**Objective**
Without altering anything, repeat each of the records.

(Records)

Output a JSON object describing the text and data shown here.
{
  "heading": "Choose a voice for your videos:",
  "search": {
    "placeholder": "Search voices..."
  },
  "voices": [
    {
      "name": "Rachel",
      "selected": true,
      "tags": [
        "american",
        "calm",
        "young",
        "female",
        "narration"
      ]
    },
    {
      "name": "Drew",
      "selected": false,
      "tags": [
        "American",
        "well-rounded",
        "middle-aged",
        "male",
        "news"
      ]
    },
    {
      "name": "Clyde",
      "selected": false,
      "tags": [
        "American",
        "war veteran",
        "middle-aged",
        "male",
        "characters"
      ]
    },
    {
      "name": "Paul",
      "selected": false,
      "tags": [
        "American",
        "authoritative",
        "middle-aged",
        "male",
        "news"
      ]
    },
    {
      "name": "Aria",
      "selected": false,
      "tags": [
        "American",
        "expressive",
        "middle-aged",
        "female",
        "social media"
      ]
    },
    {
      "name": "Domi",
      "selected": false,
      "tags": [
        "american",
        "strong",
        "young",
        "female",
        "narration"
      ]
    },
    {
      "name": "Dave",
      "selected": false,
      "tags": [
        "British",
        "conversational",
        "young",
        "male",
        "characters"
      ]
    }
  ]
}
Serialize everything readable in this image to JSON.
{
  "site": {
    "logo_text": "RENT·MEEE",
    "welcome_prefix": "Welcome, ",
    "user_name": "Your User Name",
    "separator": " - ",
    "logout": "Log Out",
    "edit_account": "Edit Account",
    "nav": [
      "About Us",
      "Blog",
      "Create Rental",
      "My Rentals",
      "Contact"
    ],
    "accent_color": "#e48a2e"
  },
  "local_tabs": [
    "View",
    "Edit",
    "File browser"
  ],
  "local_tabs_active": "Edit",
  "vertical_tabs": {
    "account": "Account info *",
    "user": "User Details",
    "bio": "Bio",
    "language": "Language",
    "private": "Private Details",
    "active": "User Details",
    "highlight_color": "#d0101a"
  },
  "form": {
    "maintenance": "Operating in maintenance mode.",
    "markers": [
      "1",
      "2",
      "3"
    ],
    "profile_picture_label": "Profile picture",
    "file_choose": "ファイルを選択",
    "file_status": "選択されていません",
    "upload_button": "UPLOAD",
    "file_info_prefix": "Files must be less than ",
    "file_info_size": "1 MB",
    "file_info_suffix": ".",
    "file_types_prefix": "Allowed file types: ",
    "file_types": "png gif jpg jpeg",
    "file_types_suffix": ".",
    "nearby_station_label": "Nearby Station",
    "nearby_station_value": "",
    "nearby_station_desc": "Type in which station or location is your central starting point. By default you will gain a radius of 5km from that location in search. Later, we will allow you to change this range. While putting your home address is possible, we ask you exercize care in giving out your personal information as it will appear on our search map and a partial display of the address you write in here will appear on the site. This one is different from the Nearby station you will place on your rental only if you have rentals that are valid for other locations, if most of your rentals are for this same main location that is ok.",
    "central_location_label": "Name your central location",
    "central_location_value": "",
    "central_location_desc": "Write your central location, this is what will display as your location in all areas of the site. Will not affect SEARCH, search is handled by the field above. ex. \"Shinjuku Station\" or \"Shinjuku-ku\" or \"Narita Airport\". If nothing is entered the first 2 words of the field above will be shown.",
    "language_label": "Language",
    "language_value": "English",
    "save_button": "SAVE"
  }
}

**The response**
Output a JSON object describing the text and data shown here.
{
  "heading": "Choose a voice for your videos:",
  "search": {
    "placeholder": "Search voices..."
  },
  "voices": [
    {
      "name": "Rachel",
      "selected": true,
      "tags": [
        "american",
        "calm",
        "young",
        "female",
        "narration"
      ]
    },
    {
      "name": "Drew",
      "selected": false,
      "tags": [
        "American",
        "well-rounded",
        "middle-aged",
        "male",
        "news"
      ]
    },
    {
      "name": "Clyde",
      "selected": false,
      "tags": [
        "American",
        "war veteran",
        "middle-aged",
        "male",
        "characters"
      ]
    },
    {
      "name": "Paul",
      "selected": false,
      "tags": [
        "American",
        "authoritative",
        "middle-aged",
        "male",
        "news"
      ]
    },
    {
      "name": "Aria",
      "selected": false,
      "tags": [
        "American",
        "expressive",
        "middle-aged",
        "female",
        "social media"
      ]
    },
    {
      "name": "Domi",
      "selected": false,
      "tags": [
        "american",
        "strong",
        "young",
        "female",
        "narration"
      ]
    },
    {
      "name": "Dave",
      "selected": false,
      "tags": [
        "British",
        "conversational",
        "young",
        "male",
        "characters"
      ]
    }
  ]
}
Serialize everything readable in this image to JSON.
{
  "site": {
    "logo_text": "RENT·MEEE",
    "welcome_prefix": "Welcome, ",
    "user_name": "Your User Name",
    "separator": " - ",
    "logout": "Log Out",
    "edit_account": "Edit Account",
    "nav": [
      "About Us",
      "Blog",
      "Create Rental",
      "My Rentals",
      "Contact"
    ],
    "accent_color": "#e48a2e"
  },
  "local_tabs": [
    "View",
    "Edit",
    "File browser"
  ],
  "local_tabs_active": "Edit",
  "vertical_tabs": {
    "account": "Account info *",
    "user": "User Details",
    "bio": "Bio",
    "language": "Language",
    "private": "Private Details",
    "active": "User Details",
    "highlight_color": "#d0101a"
  },
  "form": {
    "maintenance": "Operating in maintenance mode.",
    "markers": [
      "1",
      "2",
      "3"
    ],
    "profile_picture_label": "Profile picture",
    "file_choose": "ファイルを選択",
    "file_status": "選択されていません",
    "upload_button": "UPLOAD",
    "file_info_prefix": "Files must be less than ",
    "file_info_size": "1 MB",
    "file_info_suffix": ".",
    "file_types_prefix": "Allowed file types: ",
    "file_types": "png gif jpg jpeg",
    "file_types_suffix": ".",
    "nearby_station_label": "Nearby Station",
    "nearby_station_value": "",
    "nearby_station_desc": "Type in which station or location is your central starting point. By default you will gain a radius of 5km from that location in search. Later, we will allow you to change this range. While putting your home address is possible, we ask you exercize care in giving out your personal information as it will appear on our search map and a partial display of the address you write in here will appear on the site. This one is different from the Nearby station you will place on your rental only if you have rentals that are valid for other locations, if most of your rentals are for this same main location that is ok.",
    "central_location_label": "Name your central location",
    "central_location_value": "",
    "central_location_desc": "Write your central location, this is what will display as your location in all areas of the site. Will not affect SEARCH, search is handled by the field above. ex. \"Shinjuku Station\" or \"Shinjuku-ku\" or \"Narita Airport\". If nothing is entered the first 2 words of the field above will be shown.",
    "language_label": "Language",
    "language_value": "English",
    "save_button": "SAVE"
  }
}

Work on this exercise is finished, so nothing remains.